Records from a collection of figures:
......

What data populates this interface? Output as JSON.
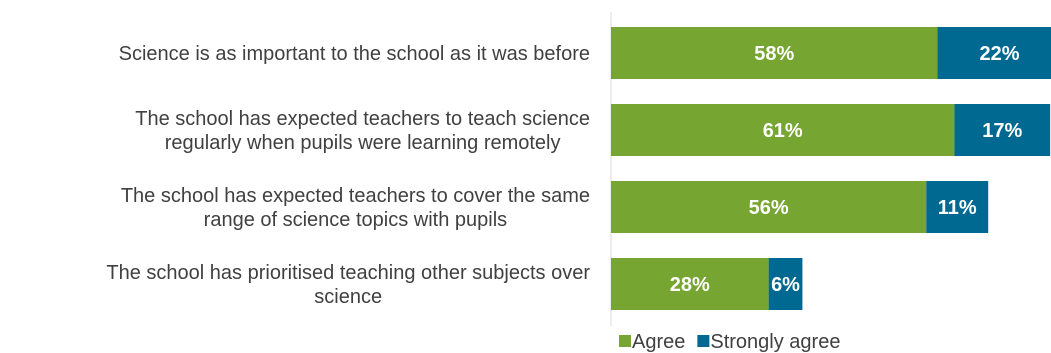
{
  "chart_data": {
    "type": "bar",
    "orientation": "horizontal",
    "stacked": true,
    "categories": [
      [
        "Science is as important to the school as it was before"
      ],
      [
        "The school has expected teachers to teach science",
        "regularly when pupils were learning remotely"
      ],
      [
        "The school has expected teachers to cover the same",
        "range of science topics with pupils"
      ],
      [
        "The school has prioritised teaching other subjects over",
        "science"
      ]
    ],
    "series": [
      {
        "name": "Agree",
        "values": [
          58,
          61,
          56,
          28
        ],
        "labels": [
          "58%",
          "61%",
          "56%",
          "28%"
        ],
        "color": "#76a532"
      },
      {
        "name": "Strongly agree",
        "values": [
          22,
          17,
          11,
          6
        ],
        "labels": [
          "22%",
          "17%",
          "11%",
          "6%"
        ],
        "color": "#006991"
      }
    ],
    "xlim": [
      0,
      100
    ],
    "grid": false,
    "legend": "bottom"
  }
}
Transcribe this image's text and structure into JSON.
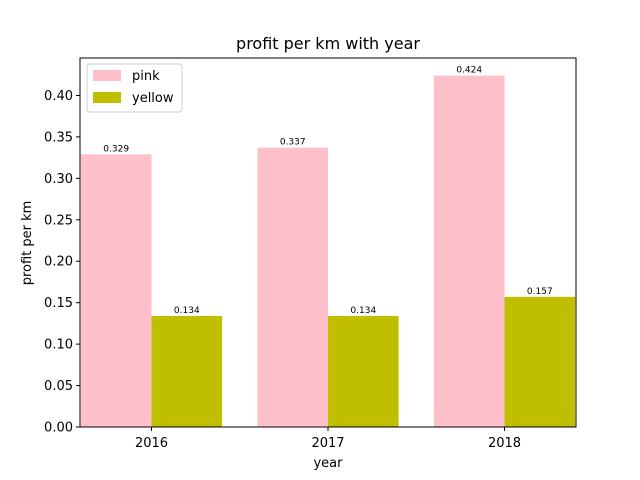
{
  "chart_data": {
    "type": "bar",
    "title": "profit per km with year",
    "xlabel": "year",
    "ylabel": "profit per km",
    "categories": [
      "2016",
      "2017",
      "2018"
    ],
    "series": [
      {
        "name": "pink",
        "color": "#ffc0cb",
        "values": [
          0.329,
          0.337,
          0.424
        ],
        "labels": [
          "0.329",
          "0.337",
          "0.424"
        ]
      },
      {
        "name": "yellow",
        "color": "#bfbf00",
        "values": [
          0.134,
          0.134,
          0.157
        ],
        "labels": [
          "0.134",
          "0.134",
          "0.157"
        ]
      }
    ],
    "ylim": [
      0,
      0.4452
    ],
    "yticks": [
      0.0,
      0.05,
      0.1,
      0.15,
      0.2,
      0.25,
      0.3,
      0.35,
      0.4
    ],
    "ytick_labels": [
      "0.00",
      "0.05",
      "0.10",
      "0.15",
      "0.20",
      "0.25",
      "0.30",
      "0.35",
      "0.40"
    ],
    "legend_position": "top-left",
    "grid": false
  }
}
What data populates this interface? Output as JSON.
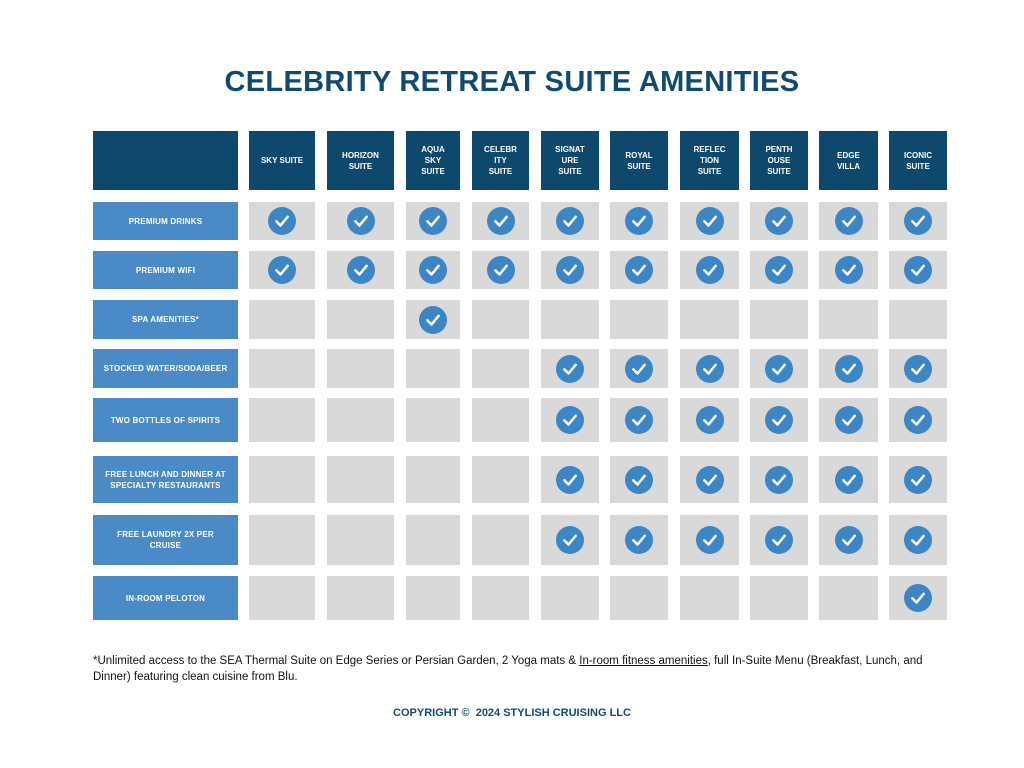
{
  "title": "CELEBRITY RETREAT SUITE AMENITIES",
  "columns": [
    "SKY SUITE",
    "HORIZON\nSUITE",
    "AQUA\nSKY\nSUITE",
    "CELEBR\nITY\nSUITE",
    "SIGNAT\nURE\nSUITE",
    "ROYAL\nSUITE",
    "REFLEC\nTION\nSUITE",
    "PENTH\nOUSE\nSUITE",
    "EDGE\nVILLA",
    "ICONIC\nSUITE"
  ],
  "rows": [
    {
      "label": "PREMIUM DRINKS",
      "checks": [
        true,
        true,
        true,
        true,
        true,
        true,
        true,
        true,
        true,
        true
      ]
    },
    {
      "label": "PREMIUM WIFI",
      "checks": [
        true,
        true,
        true,
        true,
        true,
        true,
        true,
        true,
        true,
        true
      ]
    },
    {
      "label": "SPA AMENITIES*",
      "checks": [
        false,
        false,
        true,
        false,
        false,
        false,
        false,
        false,
        false,
        false
      ]
    },
    {
      "label": "STOCKED WATER/SODA/BEER",
      "checks": [
        false,
        false,
        false,
        false,
        true,
        true,
        true,
        true,
        true,
        true
      ]
    },
    {
      "label": "TWO BOTTLES OF SPIRITS",
      "checks": [
        false,
        false,
        false,
        false,
        true,
        true,
        true,
        true,
        true,
        true
      ]
    },
    {
      "label": "FREE LUNCH AND DINNER AT SPECIALTY RESTAURANTS",
      "checks": [
        false,
        false,
        false,
        false,
        true,
        true,
        true,
        true,
        true,
        true
      ]
    },
    {
      "label": "FREE LAUNDRY 2X PER CRUISE",
      "checks": [
        false,
        false,
        false,
        false,
        true,
        true,
        true,
        true,
        true,
        true
      ]
    },
    {
      "label": "IN-ROOM PELOTON",
      "checks": [
        false,
        false,
        false,
        false,
        false,
        false,
        false,
        false,
        false,
        true
      ]
    }
  ],
  "footnote": {
    "before": "*Unlimited access to the SEA Thermal Suite on Edge Series or Persian Garden, 2 Yoga mats & ",
    "link": "In-room fitness amenities",
    "after": ", full In-Suite Menu (Breakfast, Lunch, and Dinner) featuring clean cuisine from Blu."
  },
  "copyright": "COPYRIGHT ©  2024 STYLISH CRUISING LLC",
  "colors": {
    "title": "#0f4b70",
    "header_bg": "#0e486d",
    "row_label_bg": "#4a8bc7",
    "cell_bg": "#d9d9d9",
    "check": "#3d86c6"
  },
  "icons": {
    "included": "check-circle-icon"
  }
}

......

List each line in the listing that contains the string "PREMIUM".

      "label": "PREMIUM DRINKS",
      "label": "PREMIUM WIFI",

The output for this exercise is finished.